Monday, June 13, 2011

Cheddar Jalapeno Pretzels

They are a winner! Well "almost." :)

I haven't entered into many recipe contests lately. Life has just been busy with the kids and all their activities. But when I saw this contest come up again, The National Festival of Breads, that I actually was a finalist in 2009, I had to give it another shot. The Kansas Wheat Commission does a great job hosting this event and King Arthur Flour and Fleischmann's are wonderful sponsors.

So here is this year's entry. I am not a finalist this go around but really, if you can develop a good recipe that your family loves, then you already are a winner. I did find out when opening this weekend's mail, that my recipe was chosen for an Honorable Mention and thus I got sent a packet full of goodies from the Sponsors. Thanks!

Cheddar Jalapeño Pretzels

This recipe combines two of my favorite things: luscious, warm pretzels and Tex-Mex food. One day, while eating a hot, buttery pretzel from a mall shop, I was struck with the thought that it would be so great to have the spicy cheese flavor already baked inside the pretzel than to have to dip it into some less than healthy sauce. So, tinkering in my kitchen, this recipe was developed. It is fairly quick and easy. Your family will be asking you to make these again! Although they do include pickled jalapeños the flavor is not overtly spicy.


4 Cups King Arthur Bread Flour

2 ¼ teaspoon Fleishmann’s Rapid Rise Yeast

1 teaspoon Salt

1 ½ Cups Water, 130° F

1 Tablespoon Honey

2 Tablespoons Pickled Jalapeños, finely chopped

1 Cup Sharp Cheddar Cheese, finely grated

2 Cups Boiling Water

¼ Cup Baking Soda

3 Tablespoons Melted Butter

Kosher Salt for sprinkling


In a bowl of stand mixer fitted with dough hook, combine 2 cups flour, yeast and salt. Stir in the warm water until well combined with dry ingredients. With the mixer on low, add the honey, jalapeños and cheddar cheese. Continue to add up to two more cups of flour, until a soft dough is produced, kneading the dough in the mixer for about 8 minutes. Remove dough from the mixer and place in an oiled bowl and cover with damp towel and allow to raise for one hour, roughly doubling the dough.

Preheat oven to 450ºF. After dough is risen, push it in to deflate it. Divide into 12 equal sized portions. Boil 2 cups water. In a shallow bowl, measure out baking soda. Pour the boiling water over the baking soda and stir until the baking soda is completely dissolved. Set soda water aside.

Line two 10 x 15 baking sheets with parchment paper. Roll out dough portions into 2 ½ to 3 foot lengths (about a ¼ to ½ inch in diameter) and twist into pretzel shapes. Dip each pretzel into the baking soda water and place on a baking sheet. Allow to raise for 15 to 20 minutes and then place in oven. Bake for 8 to 10 minutes. Take pretzels out of the oven and transfer them to wire racks. Lightly brush with melted butter and sprinkle with salt. Best enjoyed warm but they are still great when completely cooled as well.

Sunday, June 5, 2011

Versatile Homemade Granola

Granola. The very word alone brings to mind Birkenstock footwear and hemp necklaces. Or maybe for you, it is hiking boots and a forest trail. Whatever conjures in your mind at the sound of this word, it probably has something to do with nature or being natural.

Given instruction: Write the next part of the recipe blog text, picking up after its final sentence about granola. The listing has no connection to the recipe blog text above.

[Records of element boxes]
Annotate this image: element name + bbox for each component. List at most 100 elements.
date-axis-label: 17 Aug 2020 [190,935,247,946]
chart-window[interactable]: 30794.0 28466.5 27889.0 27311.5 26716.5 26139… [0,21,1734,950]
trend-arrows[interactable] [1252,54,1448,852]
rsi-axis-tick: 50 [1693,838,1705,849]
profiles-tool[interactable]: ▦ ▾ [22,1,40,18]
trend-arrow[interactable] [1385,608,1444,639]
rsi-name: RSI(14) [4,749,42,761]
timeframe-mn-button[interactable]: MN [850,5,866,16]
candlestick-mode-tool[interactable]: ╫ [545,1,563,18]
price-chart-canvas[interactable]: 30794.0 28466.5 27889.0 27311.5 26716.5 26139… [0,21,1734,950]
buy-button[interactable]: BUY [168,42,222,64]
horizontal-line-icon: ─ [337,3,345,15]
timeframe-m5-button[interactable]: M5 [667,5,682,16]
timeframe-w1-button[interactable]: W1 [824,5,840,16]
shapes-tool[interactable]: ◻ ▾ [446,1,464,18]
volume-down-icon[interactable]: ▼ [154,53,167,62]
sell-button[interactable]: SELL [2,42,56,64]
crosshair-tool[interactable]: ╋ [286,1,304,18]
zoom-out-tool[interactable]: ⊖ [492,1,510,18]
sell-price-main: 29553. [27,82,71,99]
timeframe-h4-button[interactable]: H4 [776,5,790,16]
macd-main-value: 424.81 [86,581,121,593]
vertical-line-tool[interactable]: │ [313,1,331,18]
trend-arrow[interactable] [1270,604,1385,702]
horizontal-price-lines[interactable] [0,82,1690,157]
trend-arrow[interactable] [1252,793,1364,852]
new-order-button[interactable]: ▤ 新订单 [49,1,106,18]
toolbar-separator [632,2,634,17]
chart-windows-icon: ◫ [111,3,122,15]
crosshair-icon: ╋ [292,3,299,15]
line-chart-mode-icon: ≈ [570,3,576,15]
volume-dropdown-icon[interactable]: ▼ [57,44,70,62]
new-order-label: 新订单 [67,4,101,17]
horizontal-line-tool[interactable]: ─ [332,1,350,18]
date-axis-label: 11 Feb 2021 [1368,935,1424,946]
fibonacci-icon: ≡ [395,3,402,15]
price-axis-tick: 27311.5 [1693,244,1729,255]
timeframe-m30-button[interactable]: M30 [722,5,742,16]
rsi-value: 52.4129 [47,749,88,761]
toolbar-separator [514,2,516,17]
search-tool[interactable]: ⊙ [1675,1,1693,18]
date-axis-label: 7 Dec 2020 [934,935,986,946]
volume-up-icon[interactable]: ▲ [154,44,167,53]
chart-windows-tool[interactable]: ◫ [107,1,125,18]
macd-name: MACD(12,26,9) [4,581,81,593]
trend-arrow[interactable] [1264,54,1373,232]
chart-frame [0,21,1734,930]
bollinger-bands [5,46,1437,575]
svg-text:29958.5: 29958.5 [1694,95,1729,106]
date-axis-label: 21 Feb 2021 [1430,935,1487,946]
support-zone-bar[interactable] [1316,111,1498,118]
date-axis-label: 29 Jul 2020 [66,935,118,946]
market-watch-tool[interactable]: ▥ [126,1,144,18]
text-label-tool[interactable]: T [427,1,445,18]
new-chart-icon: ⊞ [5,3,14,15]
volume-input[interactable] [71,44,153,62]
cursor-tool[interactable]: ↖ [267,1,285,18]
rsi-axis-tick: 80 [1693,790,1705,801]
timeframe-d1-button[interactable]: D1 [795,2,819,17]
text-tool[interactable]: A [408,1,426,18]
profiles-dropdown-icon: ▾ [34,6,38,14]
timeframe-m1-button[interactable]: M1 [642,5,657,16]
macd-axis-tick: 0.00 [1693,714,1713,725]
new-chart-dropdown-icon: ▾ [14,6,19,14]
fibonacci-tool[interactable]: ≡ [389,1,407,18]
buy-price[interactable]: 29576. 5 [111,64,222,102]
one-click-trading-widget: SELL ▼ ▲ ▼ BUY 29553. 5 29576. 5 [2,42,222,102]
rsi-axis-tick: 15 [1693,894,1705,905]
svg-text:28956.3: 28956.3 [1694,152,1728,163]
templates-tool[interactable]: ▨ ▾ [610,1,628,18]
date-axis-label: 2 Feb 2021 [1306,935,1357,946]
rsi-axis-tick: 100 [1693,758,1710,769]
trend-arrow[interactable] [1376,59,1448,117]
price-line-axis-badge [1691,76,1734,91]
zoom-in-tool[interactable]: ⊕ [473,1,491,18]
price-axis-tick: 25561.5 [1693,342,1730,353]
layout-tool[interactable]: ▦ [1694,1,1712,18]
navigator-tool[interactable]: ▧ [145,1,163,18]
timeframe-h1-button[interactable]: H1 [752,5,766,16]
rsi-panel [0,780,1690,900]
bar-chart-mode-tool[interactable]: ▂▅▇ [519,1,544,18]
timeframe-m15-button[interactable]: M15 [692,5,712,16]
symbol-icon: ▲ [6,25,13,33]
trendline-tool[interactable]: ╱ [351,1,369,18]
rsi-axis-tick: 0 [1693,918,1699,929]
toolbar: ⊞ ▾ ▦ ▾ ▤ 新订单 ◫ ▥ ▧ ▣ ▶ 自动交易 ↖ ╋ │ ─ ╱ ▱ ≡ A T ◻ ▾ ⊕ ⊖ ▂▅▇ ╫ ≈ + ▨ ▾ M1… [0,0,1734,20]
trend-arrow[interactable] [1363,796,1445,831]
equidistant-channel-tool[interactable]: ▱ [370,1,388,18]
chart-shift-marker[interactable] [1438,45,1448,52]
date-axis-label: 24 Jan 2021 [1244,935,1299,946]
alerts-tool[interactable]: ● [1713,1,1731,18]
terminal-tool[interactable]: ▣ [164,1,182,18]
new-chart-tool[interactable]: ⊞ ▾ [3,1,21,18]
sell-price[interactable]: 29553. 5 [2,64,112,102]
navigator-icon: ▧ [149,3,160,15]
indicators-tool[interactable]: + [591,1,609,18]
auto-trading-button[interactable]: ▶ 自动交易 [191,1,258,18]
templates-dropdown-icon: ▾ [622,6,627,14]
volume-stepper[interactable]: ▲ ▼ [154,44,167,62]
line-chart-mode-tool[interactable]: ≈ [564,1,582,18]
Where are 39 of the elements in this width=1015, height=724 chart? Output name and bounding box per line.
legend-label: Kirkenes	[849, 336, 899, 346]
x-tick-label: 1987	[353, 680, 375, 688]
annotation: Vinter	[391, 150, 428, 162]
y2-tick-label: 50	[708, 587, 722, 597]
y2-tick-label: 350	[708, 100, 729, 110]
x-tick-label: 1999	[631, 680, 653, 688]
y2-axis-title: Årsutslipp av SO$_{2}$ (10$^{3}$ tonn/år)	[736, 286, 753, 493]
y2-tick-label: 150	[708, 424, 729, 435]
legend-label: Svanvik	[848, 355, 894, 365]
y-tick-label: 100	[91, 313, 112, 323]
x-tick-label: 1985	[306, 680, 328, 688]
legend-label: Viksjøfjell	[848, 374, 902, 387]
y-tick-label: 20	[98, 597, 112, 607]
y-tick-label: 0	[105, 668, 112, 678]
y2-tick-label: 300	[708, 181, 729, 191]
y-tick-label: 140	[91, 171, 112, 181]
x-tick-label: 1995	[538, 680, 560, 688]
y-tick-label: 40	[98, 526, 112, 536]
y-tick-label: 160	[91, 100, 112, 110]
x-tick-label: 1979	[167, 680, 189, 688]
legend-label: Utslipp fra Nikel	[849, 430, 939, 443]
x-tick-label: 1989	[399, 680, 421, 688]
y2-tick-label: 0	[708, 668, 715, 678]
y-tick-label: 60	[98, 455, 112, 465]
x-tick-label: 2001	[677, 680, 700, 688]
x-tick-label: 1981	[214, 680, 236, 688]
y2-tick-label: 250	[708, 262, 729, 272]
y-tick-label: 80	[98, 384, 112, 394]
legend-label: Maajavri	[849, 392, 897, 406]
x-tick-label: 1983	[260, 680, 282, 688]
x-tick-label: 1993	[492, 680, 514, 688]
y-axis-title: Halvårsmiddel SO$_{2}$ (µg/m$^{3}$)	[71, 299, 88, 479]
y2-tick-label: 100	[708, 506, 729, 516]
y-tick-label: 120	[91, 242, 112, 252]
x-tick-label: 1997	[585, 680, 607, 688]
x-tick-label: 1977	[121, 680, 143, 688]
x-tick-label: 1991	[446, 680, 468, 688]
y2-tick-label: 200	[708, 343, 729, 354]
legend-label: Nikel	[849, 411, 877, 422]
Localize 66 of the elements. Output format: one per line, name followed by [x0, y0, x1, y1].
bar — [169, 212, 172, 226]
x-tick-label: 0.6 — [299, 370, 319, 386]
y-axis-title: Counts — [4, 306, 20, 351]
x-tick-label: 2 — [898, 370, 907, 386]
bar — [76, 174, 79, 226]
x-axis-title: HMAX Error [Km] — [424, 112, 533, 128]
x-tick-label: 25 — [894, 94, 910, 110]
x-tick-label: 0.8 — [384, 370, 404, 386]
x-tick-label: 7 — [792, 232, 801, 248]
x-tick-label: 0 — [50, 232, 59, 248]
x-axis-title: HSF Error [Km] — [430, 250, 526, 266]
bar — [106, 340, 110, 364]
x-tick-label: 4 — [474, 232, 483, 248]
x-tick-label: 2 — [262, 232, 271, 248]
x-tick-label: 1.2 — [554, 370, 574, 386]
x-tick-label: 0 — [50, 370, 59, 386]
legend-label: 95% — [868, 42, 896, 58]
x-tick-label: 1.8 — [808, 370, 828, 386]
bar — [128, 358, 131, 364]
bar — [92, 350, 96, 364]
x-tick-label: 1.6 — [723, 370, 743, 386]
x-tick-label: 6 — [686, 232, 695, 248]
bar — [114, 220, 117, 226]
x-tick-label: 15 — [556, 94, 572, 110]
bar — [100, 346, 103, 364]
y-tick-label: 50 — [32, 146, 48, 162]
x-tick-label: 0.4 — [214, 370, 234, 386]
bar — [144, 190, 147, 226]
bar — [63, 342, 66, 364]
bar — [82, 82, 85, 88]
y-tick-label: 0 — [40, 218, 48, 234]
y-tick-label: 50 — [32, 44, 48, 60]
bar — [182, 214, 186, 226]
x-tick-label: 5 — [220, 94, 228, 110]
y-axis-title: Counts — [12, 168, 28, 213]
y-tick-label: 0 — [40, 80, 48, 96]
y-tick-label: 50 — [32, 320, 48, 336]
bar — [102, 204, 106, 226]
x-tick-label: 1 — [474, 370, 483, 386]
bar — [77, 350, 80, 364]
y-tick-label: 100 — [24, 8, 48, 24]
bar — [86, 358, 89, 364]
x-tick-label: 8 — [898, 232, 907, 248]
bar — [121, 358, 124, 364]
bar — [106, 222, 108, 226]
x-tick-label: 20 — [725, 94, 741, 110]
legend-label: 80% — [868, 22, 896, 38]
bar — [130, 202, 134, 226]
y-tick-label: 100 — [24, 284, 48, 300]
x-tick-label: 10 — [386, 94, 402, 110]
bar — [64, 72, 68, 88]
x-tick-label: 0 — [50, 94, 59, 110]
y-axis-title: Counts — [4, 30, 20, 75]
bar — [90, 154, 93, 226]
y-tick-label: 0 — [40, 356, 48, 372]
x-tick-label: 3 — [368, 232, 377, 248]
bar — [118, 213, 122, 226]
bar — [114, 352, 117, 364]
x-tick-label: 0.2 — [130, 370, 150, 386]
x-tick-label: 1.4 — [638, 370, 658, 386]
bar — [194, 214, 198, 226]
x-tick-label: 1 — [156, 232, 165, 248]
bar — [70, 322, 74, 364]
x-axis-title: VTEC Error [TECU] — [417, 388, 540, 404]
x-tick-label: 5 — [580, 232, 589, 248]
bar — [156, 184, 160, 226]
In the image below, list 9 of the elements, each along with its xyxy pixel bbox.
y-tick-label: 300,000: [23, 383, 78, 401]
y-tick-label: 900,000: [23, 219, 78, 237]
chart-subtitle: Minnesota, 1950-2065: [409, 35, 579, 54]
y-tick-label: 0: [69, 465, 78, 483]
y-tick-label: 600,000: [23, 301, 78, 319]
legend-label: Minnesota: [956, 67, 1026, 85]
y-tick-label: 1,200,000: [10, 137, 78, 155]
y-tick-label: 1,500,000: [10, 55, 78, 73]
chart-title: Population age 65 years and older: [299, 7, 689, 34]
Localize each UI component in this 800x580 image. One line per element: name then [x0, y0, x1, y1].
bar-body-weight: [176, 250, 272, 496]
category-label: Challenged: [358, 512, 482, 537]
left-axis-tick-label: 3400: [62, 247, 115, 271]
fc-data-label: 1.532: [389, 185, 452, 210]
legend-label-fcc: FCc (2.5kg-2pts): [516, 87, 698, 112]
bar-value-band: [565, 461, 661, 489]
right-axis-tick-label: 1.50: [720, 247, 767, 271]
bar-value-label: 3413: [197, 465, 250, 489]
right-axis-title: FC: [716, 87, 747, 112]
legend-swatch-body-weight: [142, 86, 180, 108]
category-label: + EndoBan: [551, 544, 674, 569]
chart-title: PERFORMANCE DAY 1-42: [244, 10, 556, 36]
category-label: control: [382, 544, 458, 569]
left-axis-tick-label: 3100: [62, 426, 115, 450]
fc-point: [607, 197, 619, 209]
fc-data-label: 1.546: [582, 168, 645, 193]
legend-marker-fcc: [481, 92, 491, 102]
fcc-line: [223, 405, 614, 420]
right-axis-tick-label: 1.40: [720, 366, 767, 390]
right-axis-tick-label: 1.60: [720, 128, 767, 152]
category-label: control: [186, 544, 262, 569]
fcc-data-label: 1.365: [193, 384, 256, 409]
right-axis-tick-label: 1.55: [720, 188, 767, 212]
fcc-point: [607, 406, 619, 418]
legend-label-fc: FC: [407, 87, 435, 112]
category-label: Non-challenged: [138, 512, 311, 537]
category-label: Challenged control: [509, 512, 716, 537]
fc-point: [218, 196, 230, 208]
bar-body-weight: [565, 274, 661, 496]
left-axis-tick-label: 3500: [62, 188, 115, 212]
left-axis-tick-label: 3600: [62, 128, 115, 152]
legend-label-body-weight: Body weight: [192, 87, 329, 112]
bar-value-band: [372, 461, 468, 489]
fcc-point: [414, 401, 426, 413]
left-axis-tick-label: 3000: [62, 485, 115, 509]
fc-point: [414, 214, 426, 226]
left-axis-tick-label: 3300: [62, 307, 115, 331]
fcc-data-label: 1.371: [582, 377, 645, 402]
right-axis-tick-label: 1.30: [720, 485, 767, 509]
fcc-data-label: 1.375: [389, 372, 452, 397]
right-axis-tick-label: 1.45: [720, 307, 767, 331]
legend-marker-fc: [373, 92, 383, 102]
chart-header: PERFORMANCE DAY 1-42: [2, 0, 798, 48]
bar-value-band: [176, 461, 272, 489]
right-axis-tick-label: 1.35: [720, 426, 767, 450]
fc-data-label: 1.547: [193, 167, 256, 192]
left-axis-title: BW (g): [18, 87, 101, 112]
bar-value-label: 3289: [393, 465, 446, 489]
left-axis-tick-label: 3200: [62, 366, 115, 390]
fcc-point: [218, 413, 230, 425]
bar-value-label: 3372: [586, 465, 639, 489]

Result of this task:
And, in essence, granola is very unrefined. What is it? Some whole grains, a sweetener and maybe some dried fruit or perhaps even some nuts all mixed together. There are recipes for stove top granola and oven baked granola. I bet there is even a recipe for a crock pot granola! Maybe a dehydrator recipe? Yep, I can see it happening. I've tried both stove top and oven recipes and I by far prefer the oven recipe so that's what I'm going to share with you here.

But the nice thing about granola is that it can easily be personalized. You can add what you like. Some people dig raisins and others dried cranberries. How about dried apricots, bananas, currants or cherries? Some people like almonds or sunflower seeds but why not pumpkin seeds? Or coconut? I like to use honey as the sweetener but brown sugar could also be used - maybe even maple syrup (now I've got another idea....)

So switch it up - here's a basic starter recipe - make it your own by filling in the gaps:

Basic Granola

3-4 cups old fashioned oats
1 cup chopped nuts (you pick)
1 cup dried fruit (you pick)
1/2 cup sweetener (honey is great, or brown sugar)
1/2 cup butter (some recipes even use canola oil)
1-3 tsp flavor additive (think vanilla extract, lemon extract, almond extract or even a citrus zested plus some of the juice!)

Preheat oven to 300 degrees F. Line a rimmed cookie sheet with parchment paper. In a large bowl combine oats, nuts and fruit. On a stove top (or even in a microwave!), heat butter and sweetener together until butter is melted and it is well combined. Take off the heat and stir in the "flavor additive." Pour the butter mixture over the oat mixture and stir until all is equally wet. Spread out wet granola on the parchment lined cookie sheet. Bake in preheated oven for 30 minutes, stirring every 5 - 10 minutes. Take out and allow to cool. Store in an air tight container in the pantry.

So with this recipe, I made lemon cranberry granola with sunflower seeds and almonds. But before I've made vanilla coconut date granola. And before that I made raisin cinnamon granola. The possibilities are really endless! Make what your family likes and enjoy it.

Wednesday, June 1, 2011

Embracing Your Inner Granola

The title of this post is what I did yesterday. Now, it may have something to do with Mike fixing the breaks on the van. Which he did a great job on, by the way, even despite running into a few problems (which we think caused them to need to be fixed....). Anyway, Mike was running around town most of the day looking for bolts and parts and what not and I was home with the kids - without a vehicle.

First, thing that happened is I realized we were totally out of bread for sandwiches. Thankfully, I noticed this early on and had time to make bread. Of course, I was nearly out of all my whole wheat and bread flours but I did find some rye flour in the pantry. So I made rye bread, or made up my own recipe for it, since I figured I also use up the white whole wheat and the bread flours too. Abby helped and she has informed me that it is the best bread. Frankly, I think she's a little biased and she also liked the idea of of the cocoa powder we added to give it a darker color.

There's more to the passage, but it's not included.